-- start of RECORD EXCERPTS --

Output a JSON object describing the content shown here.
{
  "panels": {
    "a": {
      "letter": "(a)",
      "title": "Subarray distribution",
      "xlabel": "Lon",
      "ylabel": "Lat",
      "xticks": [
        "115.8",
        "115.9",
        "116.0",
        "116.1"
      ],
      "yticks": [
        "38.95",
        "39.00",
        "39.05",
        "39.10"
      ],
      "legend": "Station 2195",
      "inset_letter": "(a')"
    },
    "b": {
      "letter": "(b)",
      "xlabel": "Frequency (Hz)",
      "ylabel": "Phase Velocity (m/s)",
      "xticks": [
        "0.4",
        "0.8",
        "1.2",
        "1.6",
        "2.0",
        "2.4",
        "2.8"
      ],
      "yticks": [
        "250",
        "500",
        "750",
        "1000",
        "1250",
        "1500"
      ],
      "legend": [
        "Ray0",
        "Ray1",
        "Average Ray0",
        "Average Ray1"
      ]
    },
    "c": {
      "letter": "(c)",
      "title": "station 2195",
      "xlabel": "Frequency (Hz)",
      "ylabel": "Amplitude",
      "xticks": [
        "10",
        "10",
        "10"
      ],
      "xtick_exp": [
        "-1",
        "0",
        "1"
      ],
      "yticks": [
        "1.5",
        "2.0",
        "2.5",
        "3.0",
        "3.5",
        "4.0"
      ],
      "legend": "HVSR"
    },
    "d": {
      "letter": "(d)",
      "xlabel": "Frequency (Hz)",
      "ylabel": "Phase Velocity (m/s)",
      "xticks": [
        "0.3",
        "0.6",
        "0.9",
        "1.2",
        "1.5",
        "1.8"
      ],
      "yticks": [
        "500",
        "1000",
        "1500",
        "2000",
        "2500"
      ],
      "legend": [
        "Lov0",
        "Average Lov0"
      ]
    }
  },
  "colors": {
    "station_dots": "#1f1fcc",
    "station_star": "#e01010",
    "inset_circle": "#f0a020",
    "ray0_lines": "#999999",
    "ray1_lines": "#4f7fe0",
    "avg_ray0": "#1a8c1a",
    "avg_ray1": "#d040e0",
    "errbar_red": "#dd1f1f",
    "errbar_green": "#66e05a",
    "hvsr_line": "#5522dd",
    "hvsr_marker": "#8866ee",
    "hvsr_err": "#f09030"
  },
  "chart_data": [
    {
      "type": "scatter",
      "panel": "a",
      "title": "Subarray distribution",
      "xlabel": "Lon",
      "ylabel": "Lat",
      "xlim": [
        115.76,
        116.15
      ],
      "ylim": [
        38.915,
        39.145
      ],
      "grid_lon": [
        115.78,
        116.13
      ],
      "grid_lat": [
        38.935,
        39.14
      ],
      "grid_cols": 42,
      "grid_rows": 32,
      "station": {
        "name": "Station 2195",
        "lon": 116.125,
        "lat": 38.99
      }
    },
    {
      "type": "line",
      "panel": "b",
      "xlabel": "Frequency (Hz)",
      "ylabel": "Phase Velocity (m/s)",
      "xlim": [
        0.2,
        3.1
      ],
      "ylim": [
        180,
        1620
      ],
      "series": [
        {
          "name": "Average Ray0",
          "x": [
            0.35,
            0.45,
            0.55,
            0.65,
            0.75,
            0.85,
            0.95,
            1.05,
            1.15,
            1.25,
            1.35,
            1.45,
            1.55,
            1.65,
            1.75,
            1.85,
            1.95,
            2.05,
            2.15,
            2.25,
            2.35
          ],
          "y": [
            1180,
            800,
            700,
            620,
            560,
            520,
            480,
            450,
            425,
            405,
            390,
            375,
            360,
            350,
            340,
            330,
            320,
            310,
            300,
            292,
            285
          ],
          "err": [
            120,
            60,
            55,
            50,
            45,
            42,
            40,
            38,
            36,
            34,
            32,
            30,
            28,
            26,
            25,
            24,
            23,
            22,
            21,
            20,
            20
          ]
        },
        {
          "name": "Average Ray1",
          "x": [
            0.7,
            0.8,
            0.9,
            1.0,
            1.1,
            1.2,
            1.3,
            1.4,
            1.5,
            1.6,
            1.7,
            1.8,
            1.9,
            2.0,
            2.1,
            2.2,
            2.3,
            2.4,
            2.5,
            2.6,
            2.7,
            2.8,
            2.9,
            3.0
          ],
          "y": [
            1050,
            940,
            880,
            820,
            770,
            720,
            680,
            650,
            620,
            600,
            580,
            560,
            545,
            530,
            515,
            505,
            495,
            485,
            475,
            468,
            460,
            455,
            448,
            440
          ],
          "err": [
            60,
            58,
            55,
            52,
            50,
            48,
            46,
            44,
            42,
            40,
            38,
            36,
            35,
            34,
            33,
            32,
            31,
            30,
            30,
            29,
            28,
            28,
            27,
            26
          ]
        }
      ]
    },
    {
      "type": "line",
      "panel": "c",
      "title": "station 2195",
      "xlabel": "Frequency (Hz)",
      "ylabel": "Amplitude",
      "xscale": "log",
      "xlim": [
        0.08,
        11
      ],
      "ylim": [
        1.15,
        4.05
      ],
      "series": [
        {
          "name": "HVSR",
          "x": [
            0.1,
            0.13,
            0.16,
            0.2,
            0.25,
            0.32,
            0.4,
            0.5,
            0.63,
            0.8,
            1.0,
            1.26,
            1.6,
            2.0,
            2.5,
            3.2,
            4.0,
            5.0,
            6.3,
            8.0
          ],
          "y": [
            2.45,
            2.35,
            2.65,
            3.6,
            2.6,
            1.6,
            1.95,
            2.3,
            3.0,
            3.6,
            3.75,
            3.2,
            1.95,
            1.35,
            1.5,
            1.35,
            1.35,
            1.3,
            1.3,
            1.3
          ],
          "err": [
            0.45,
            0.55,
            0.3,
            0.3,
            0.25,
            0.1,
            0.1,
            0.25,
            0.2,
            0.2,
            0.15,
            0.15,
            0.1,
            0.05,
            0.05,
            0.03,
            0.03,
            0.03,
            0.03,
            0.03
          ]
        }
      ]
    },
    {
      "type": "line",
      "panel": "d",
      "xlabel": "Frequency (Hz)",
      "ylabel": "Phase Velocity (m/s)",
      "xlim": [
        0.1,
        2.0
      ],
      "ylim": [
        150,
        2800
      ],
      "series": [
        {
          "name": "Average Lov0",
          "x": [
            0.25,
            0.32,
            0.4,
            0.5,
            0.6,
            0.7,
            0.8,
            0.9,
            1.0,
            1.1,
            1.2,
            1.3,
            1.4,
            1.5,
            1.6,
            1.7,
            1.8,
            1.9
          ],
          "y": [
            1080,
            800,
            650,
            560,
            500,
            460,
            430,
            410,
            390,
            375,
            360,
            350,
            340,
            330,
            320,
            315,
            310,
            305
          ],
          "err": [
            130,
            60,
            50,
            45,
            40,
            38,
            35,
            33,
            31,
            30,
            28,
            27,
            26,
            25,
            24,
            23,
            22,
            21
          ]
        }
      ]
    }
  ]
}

-- end of RECORD EXCERPTS --

Show each line holding the word "Average".

* [WRITTEN ANSWER]
        "Average Ray0",
        "Average Ray1"
        "Average Lov0"
          "name": "Average Ray0",
          "name": "Average Ray1",
          "name": "Average Lov0",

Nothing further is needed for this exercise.